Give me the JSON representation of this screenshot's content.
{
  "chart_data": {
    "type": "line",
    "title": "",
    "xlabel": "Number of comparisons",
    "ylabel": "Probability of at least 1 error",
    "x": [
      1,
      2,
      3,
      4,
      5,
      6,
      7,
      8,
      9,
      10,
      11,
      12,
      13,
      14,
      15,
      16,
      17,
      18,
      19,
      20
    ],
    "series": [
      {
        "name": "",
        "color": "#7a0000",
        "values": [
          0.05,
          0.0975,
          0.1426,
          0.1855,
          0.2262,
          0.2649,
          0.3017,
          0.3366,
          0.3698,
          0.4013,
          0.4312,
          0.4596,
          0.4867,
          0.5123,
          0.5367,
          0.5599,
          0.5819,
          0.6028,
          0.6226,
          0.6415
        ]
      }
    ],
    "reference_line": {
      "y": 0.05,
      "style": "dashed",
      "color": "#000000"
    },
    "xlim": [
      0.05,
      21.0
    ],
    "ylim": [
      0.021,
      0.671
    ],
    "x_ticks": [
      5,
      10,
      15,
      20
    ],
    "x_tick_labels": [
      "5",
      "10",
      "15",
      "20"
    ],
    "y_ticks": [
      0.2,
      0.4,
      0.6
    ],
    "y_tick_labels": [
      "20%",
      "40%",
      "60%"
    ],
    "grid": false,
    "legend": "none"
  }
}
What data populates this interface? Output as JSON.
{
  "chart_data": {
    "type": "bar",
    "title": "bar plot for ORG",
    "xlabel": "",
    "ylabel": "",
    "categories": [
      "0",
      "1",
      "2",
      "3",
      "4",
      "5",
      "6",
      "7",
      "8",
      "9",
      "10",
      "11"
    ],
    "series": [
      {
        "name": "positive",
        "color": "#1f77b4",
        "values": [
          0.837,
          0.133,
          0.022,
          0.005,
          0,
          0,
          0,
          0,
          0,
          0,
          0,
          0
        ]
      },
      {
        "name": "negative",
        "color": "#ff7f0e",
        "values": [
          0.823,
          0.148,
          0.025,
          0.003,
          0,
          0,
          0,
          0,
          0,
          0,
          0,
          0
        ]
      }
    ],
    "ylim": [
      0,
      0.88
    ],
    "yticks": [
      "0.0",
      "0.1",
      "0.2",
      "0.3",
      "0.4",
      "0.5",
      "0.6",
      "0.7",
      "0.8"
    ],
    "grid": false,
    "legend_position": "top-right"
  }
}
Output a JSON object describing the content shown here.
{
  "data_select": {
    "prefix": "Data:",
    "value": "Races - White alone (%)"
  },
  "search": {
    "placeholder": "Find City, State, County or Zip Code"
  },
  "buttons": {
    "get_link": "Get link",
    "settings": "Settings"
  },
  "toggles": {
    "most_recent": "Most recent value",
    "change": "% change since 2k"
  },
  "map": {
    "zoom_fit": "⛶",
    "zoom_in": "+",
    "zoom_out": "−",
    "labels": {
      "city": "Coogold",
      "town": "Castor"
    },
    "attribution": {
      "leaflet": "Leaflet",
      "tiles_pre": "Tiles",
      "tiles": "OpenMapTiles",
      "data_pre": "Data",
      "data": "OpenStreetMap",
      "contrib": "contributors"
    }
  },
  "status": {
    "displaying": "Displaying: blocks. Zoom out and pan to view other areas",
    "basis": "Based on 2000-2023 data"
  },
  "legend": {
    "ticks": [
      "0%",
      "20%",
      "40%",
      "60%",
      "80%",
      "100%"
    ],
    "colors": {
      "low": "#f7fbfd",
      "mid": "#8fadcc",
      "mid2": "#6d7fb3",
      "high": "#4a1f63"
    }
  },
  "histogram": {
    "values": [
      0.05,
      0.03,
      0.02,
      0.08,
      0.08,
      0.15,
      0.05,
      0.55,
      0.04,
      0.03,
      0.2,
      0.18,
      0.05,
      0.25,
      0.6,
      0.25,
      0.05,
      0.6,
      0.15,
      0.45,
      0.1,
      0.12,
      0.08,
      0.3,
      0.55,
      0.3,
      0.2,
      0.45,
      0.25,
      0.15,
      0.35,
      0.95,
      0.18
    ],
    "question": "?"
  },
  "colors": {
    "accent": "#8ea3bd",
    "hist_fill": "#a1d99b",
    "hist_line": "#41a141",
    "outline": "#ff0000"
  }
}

━━━━━━━━━━

Print all of the entries exactly as they appear.

Give me the JSON representation of this screenshot's content.
{
  "chart_data": {
    "type": "line",
    "title": "",
    "xlabel": "Number of comparisons",
    "ylabel": "Probability of at least 1 error",
    "x": [
      1,
      2,
      3,
      4,
      5,
      6,
      7,
      8,
      9,
      10,
      11,
      12,
      13,
      14,
      15,
      16,
      17,
      18,
      19,
      20
    ],
    "series": [
      {
        "name": "",
        "color": "#7a0000",
        "values": [
          0.05,
          0.0975,
          0.1426,
          0.1855,
          0.2262,
          0.2649,
          0.3017,
          0.3366,
          0.3698,
          0.4013,
          0.4312,
          0.4596,
          0.4867,
          0.5123,
          0.5367,
          0.5599,
          0.5819,
          0.6028,
          0.6226,
          0.6415
        ]
      }
    ],
    "reference_line": {
      "y": 0.05,
      "style": "dashed",
      "color": "#000000"
    },
    "xlim": [
      0.05,
      21.0
    ],
    "ylim": [
      0.021,
      0.671
    ],
    "x_ticks": [
      5,
      10,
      15,
      20
    ],
    "x_tick_labels": [
      "5",
      "10",
      "15",
      "20"
    ],
    "y_ticks": [
      0.2,
      0.4,
      0.6
    ],
    "y_tick_labels": [
      "20%",
      "40%",
      "60%"
    ],
    "grid": false,
    "legend": "none"
  }
}
What data populates this interface? Output as JSON.
{
  "chart_data": {
    "type": "bar",
    "title": "bar plot for ORG",
    "xlabel": "",
    "ylabel": "",
    "categories": [
      "0",
      "1",
      "2",
      "3",
      "4",
      "5",
      "6",
      "7",
      "8",
      "9",
      "10",
      "11"
    ],
    "series": [
      {
        "name": "positive",
        "color": "#1f77b4",
        "values": [
          0.837,
          0.133,
          0.022,
          0.005,
          0,
          0,
          0,
          0,
          0,
          0,
          0,
          0
        ]
      },
      {
        "name": "negative",
        "color": "#ff7f0e",
        "values": [
          0.823,
          0.148,
          0.025,
          0.003,
          0,
          0,
          0,
          0,
          0,
          0,
          0,
          0
        ]
      }
    ],
    "ylim": [
      0,
      0.88
    ],
    "yticks": [
      "0.0",
      "0.1",
      "0.2",
      "0.3",
      "0.4",
      "0.5",
      "0.6",
      "0.7",
      "0.8"
    ],
    "grid": false,
    "legend_position": "top-right"
  }
}
Output a JSON object describing the content shown here.
{
  "data_select": {
    "prefix": "Data:",
    "value": "Races - White alone (%)"
  },
  "search": {
    "placeholder": "Find City, State, County or Zip Code"
  },
  "buttons": {
    "get_link": "Get link",
    "settings": "Settings"
  },
  "toggles": {
    "most_recent": "Most recent value",
    "change": "% change since 2k"
  },
  "map": {
    "zoom_fit": "⛶",
    "zoom_in": "+",
    "zoom_out": "−",
    "labels": {
      "city": "Coogold",
      "town": "Castor"
    },
    "attribution": {
      "leaflet": "Leaflet",
      "tiles_pre": "Tiles",
      "tiles": "OpenMapTiles",
      "data_pre": "Data",
      "data": "OpenStreetMap",
      "contrib": "contributors"
    }
  },
  "status": {
    "displaying": "Displaying: blocks. Zoom out and pan to view other areas",
    "basis": "Based on 2000-2023 data"
  },
  "legend": {
    "ticks": [
      "0%",
      "20%",
      "40%",
      "60%",
      "80%",
      "100%"
    ],
    "colors": {
      "low": "#f7fbfd",
      "mid": "#8fadcc",
      "mid2": "#6d7fb3",
      "high": "#4a1f63"
    }
  },
  "histogram": {
    "values": [
      0.05,
      0.03,
      0.02,
      0.08,
      0.08,
      0.15,
      0.05,
      0.55,
      0.04,
      0.03,
      0.2,
      0.18,
      0.05,
      0.25,
      0.6,
      0.25,
      0.05,
      0.6,
      0.15,
      0.45,
      0.1,
      0.12,
      0.08,
      0.3,
      0.55,
      0.3,
      0.2,
      0.45,
      0.25,
      0.15,
      0.35,
      0.95,
      0.18
    ],
    "question": "?"
  },
  "colors": {
    "accent": "#8ea3bd",
    "hist_fill": "#a1d99b",
    "hist_line": "#41a141",
    "outline": "#ff0000"
  }
}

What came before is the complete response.